## STATED EXERCISE:
Repeat the data that follows, word for word, without the images.

## RAW DATA:
————————
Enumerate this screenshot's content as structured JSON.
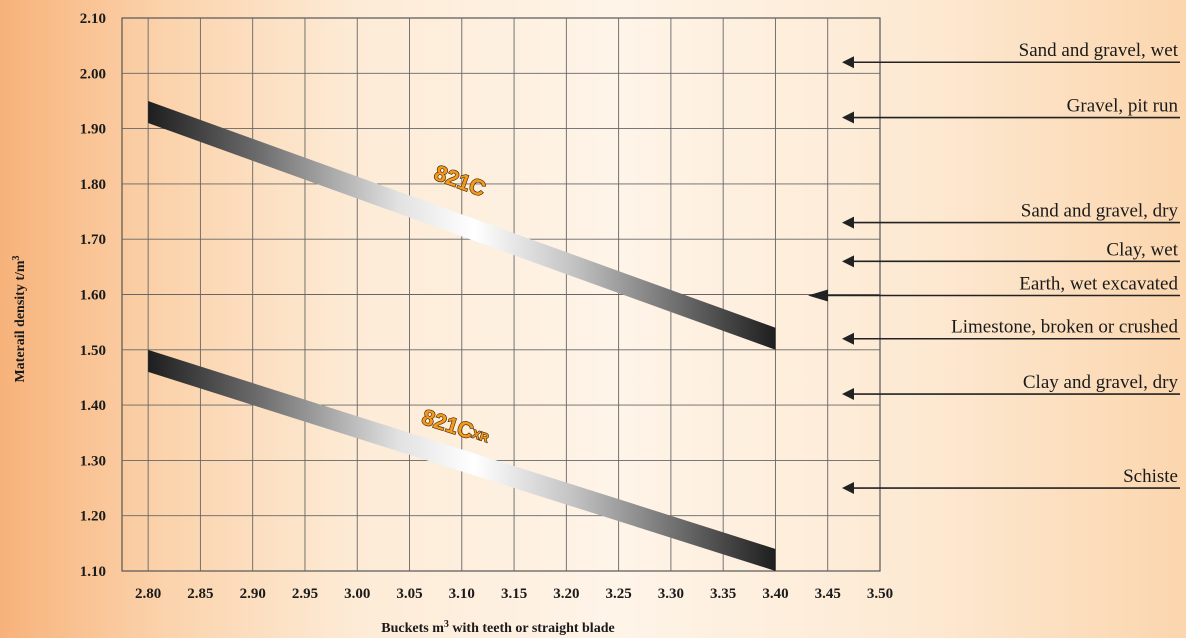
{
  "chart_data": {
    "type": "line",
    "ylabel": "Materail density t/m",
    "ylabel_sup": "3",
    "xlabel_pre": "Buckets m",
    "xlabel_sup": "3",
    "xlabel_post": " with teeth or straight blade",
    "x_ticks": [
      "2.80",
      "2.85",
      "2.90",
      "2.95",
      "3.00",
      "3.05",
      "3.10",
      "3.15",
      "3.20",
      "3.25",
      "3.30",
      "3.35",
      "3.40",
      "3.45",
      "3.50"
    ],
    "y_ticks": [
      "2.10",
      "2.00",
      "1.90",
      "1.80",
      "1.70",
      "1.60",
      "1.50",
      "1.40",
      "1.30",
      "1.20",
      "1.10"
    ],
    "xlim": [
      2.775,
      3.5
    ],
    "ylim": [
      1.1,
      2.1
    ],
    "grid": true,
    "series": [
      {
        "name": "821C",
        "x": [
          2.8,
          3.4
        ],
        "y": [
          1.93,
          1.52
        ]
      },
      {
        "name": "821C",
        "name_suffix": "XR",
        "x": [
          2.8,
          3.4
        ],
        "y": [
          1.48,
          1.12
        ]
      }
    ],
    "materials": [
      {
        "label": "Sand and gravel, wet",
        "density": 2.02
      },
      {
        "label": "Gravel, pit run",
        "density": 1.92
      },
      {
        "label": "Sand and gravel, dry",
        "density": 1.73
      },
      {
        "label": "Clay, wet",
        "density": 1.66
      },
      {
        "label": "Earth, wet excavated",
        "density": 1.6
      },
      {
        "label": "Limestone, broken or crushed",
        "density": 1.52
      },
      {
        "label": "Clay and gravel, dry",
        "density": 1.42
      },
      {
        "label": "Schiste",
        "density": 1.25
      }
    ]
  }
}
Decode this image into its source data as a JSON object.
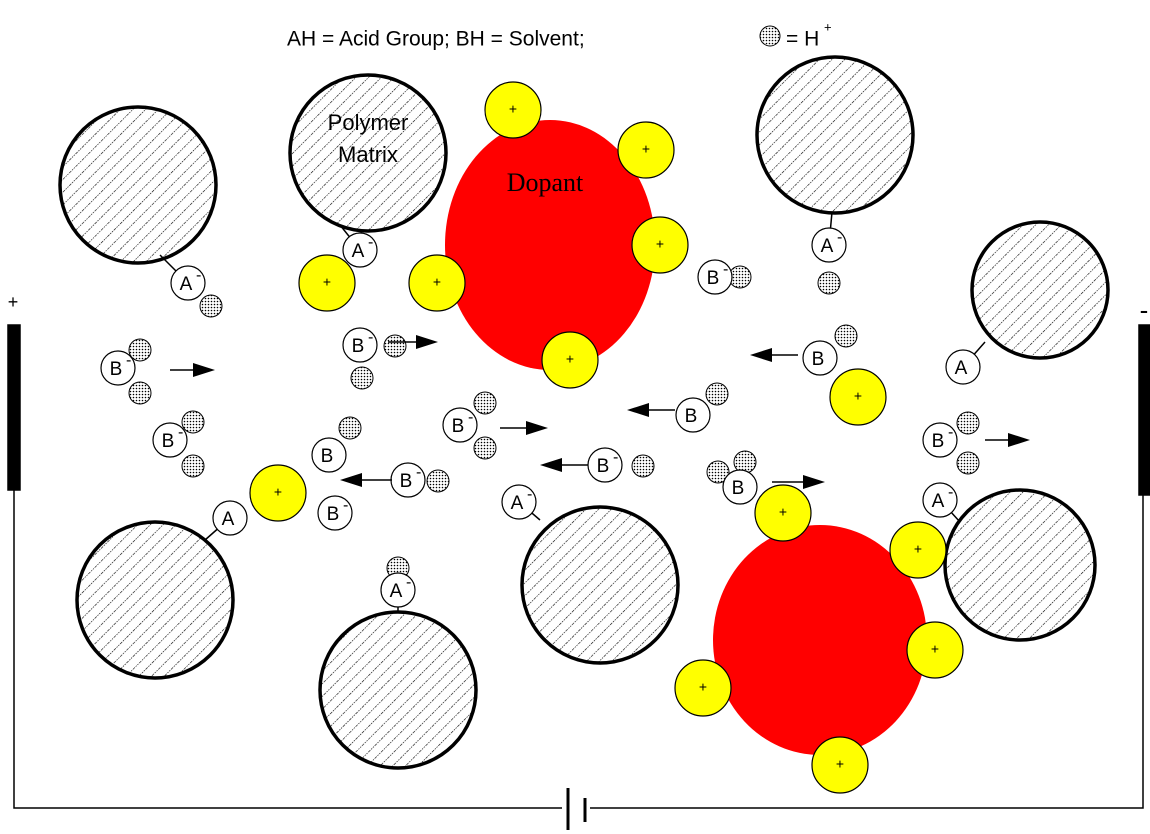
————————
## EXERCISE OUTPUT:
Enumerate this screenshot's content as structured JSON.
{
  "chart_data": {
    "type": "line",
    "ylabel": "Materail density t/m",
    "ylabel_sup": "3",
    "xlabel_pre": "Buckets m",
    "xlabel_sup": "3",
    "xlabel_post": " with teeth or straight blade",
    "x_ticks": [
      "2.80",
      "2.85",
      "2.90",
      "2.95",
      "3.00",
      "3.05",
      "3.10",
      "3.15",
      "3.20",
      "3.25",
      "3.30",
      "3.35",
      "3.40",
      "3.45",
      "3.50"
    ],
    "y_ticks": [
      "2.10",
      "2.00",
      "1.90",
      "1.80",
      "1.70",
      "1.60",
      "1.50",
      "1.40",
      "1.30",
      "1.20",
      "1.10"
    ],
    "xlim": [
      2.775,
      3.5
    ],
    "ylim": [
      1.1,
      2.1
    ],
    "grid": true,
    "series": [
      {
        "name": "821C",
        "x": [
          2.8,
          3.4
        ],
        "y": [
          1.93,
          1.52
        ]
      },
      {
        "name": "821C",
        "name_suffix": "XR",
        "x": [
          2.8,
          3.4
        ],
        "y": [
          1.48,
          1.12
        ]
      }
    ],
    "materials": [
      {
        "label": "Sand and gravel, wet",
        "density": 2.02
      },
      {
        "label": "Gravel, pit run",
        "density": 1.92
      },
      {
        "label": "Sand and gravel, dry",
        "density": 1.73
      },
      {
        "label": "Clay, wet",
        "density": 1.66
      },
      {
        "label": "Earth, wet excavated",
        "density": 1.6
      },
      {
        "label": "Limestone, broken or crushed",
        "density": 1.52
      },
      {
        "label": "Clay and gravel, dry",
        "density": 1.42
      },
      {
        "label": "Schiste",
        "density": 1.25
      }
    ]
  }
}
Decode this image into its source data as a JSON object.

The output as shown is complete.